Short task ▸
With the pictures omitted, write out the entries that follow exactly as they stand.
-------- Data lines
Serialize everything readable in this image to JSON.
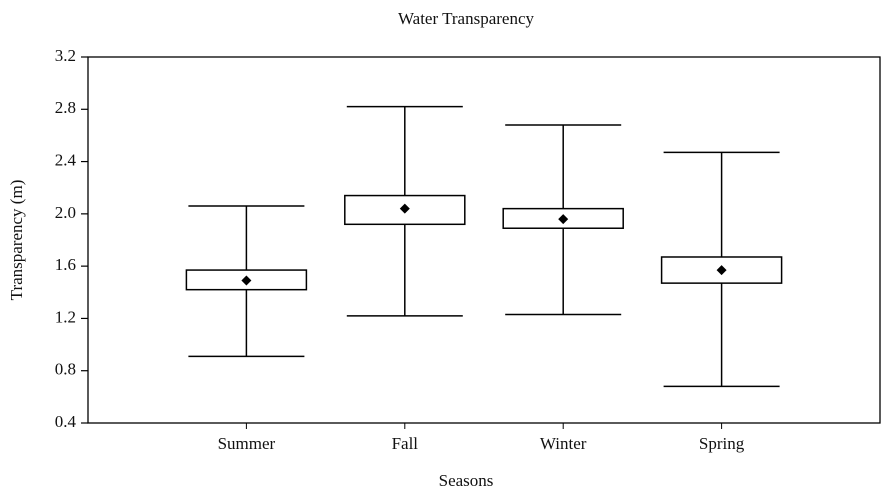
{
  "chart_data": {
    "type": "box",
    "title": "Water Transparency",
    "xlabel": "Seasons",
    "ylabel": "Transparency (m)",
    "categories": [
      "Summer",
      "Fall",
      "Winter",
      "Spring"
    ],
    "whisker_low": [
      0.91,
      1.22,
      1.23,
      0.68
    ],
    "box_low": [
      1.42,
      1.92,
      1.89,
      1.47
    ],
    "mean": [
      1.49,
      2.04,
      1.96,
      1.57
    ],
    "box_high": [
      1.57,
      2.14,
      2.04,
      1.67
    ],
    "whisker_high": [
      2.06,
      2.82,
      2.68,
      2.47
    ],
    "color": "#000000",
    "ylim": [
      0.4,
      3.2
    ],
    "yticks": [
      0.4,
      0.8,
      1.2,
      1.6,
      {
        "value": 2,
        "label": "2.0"
      },
      2.4,
      2.8,
      3.2
    ]
  }
}
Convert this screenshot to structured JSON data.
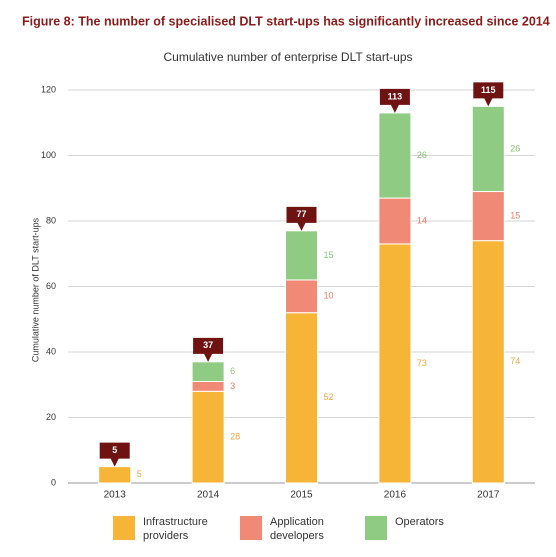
{
  "chart_data": {
    "type": "stacked-bar",
    "title": "Figure 8: The number of specialised DLT start-ups has significantly increased since 2014",
    "subtitle": "Cumulative number of enterprise DLT start-ups",
    "y_label": "Cumulative number of DLT start-ups",
    "categories": [
      "2013",
      "2014",
      "2015",
      "2016",
      "2017"
    ],
    "series": [
      {
        "name": "Infrastructure providers",
        "color": "#f7b538",
        "label_color": "#f2a73a",
        "values": [
          5,
          28,
          52,
          73,
          74
        ]
      },
      {
        "name": "Application developers",
        "color": "#f08a76",
        "label_color": "#ee7b66",
        "values": [
          null,
          3,
          10,
          14,
          15
        ]
      },
      {
        "name": "Operators",
        "color": "#8fcb82",
        "label_color": "#86c477",
        "values": [
          null,
          6,
          15,
          26,
          26
        ]
      }
    ],
    "totals": [
      5,
      37,
      77,
      113,
      115
    ],
    "total_color": "#6e1212",
    "title_color": "#8a1c1c",
    "ylim": [
      0,
      120
    ],
    "yticks": [
      0,
      20,
      40,
      60,
      80,
      100,
      120
    ],
    "grid": true
  }
}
----------------
Output of the exercise ▸
Serialize everything readable in this image to JSON.
{
  "chart_data": {
    "type": "box",
    "title": "Water Transparency",
    "xlabel": "Seasons",
    "ylabel": "Transparency (m)",
    "categories": [
      "Summer",
      "Fall",
      "Winter",
      "Spring"
    ],
    "whisker_low": [
      0.91,
      1.22,
      1.23,
      0.68
    ],
    "box_low": [
      1.42,
      1.92,
      1.89,
      1.47
    ],
    "mean": [
      1.49,
      2.04,
      1.96,
      1.57
    ],
    "box_high": [
      1.57,
      2.14,
      2.04,
      1.67
    ],
    "whisker_high": [
      2.06,
      2.82,
      2.68,
      2.47
    ],
    "color": "#000000",
    "ylim": [
      0.4,
      3.2
    ],
    "yticks": [
      0.4,
      0.8,
      1.2,
      1.6,
      {
        "value": 2,
        "label": "2.0"
      },
      2.4,
      2.8,
      3.2
    ]
  }
}
Convert this screenshot to structured JSON data.
{
  "chart_data": {
    "type": "stacked-bar",
    "title": "Figure 8: The number of specialised DLT start-ups has significantly increased since 2014",
    "subtitle": "Cumulative number of enterprise DLT start-ups",
    "y_label": "Cumulative number of DLT start-ups",
    "categories": [
      "2013",
      "2014",
      "2015",
      "2016",
      "2017"
    ],
    "series": [
      {
        "name": "Infrastructure providers",
        "color": "#f7b538",
        "label_color": "#f2a73a",
        "values": [
          5,
          28,
          52,
          73,
          74
        ]
      },
      {
        "name": "Application developers",
        "color": "#f08a76",
        "label_color": "#ee7b66",
        "values": [
          null,
          3,
          10,
          14,
          15
        ]
      },
      {
        "name": "Operators",
        "color": "#8fcb82",
        "label_color": "#86c477",
        "values": [
          null,
          6,
          15,
          26,
          26
        ]
      }
    ],
    "totals": [
      5,
      37,
      77,
      113,
      115
    ],
    "total_color": "#6e1212",
    "title_color": "#8a1c1c",
    "ylim": [
      0,
      120
    ],
    "yticks": [
      0,
      20,
      40,
      60,
      80,
      100,
      120
    ],
    "grid": true
  }
}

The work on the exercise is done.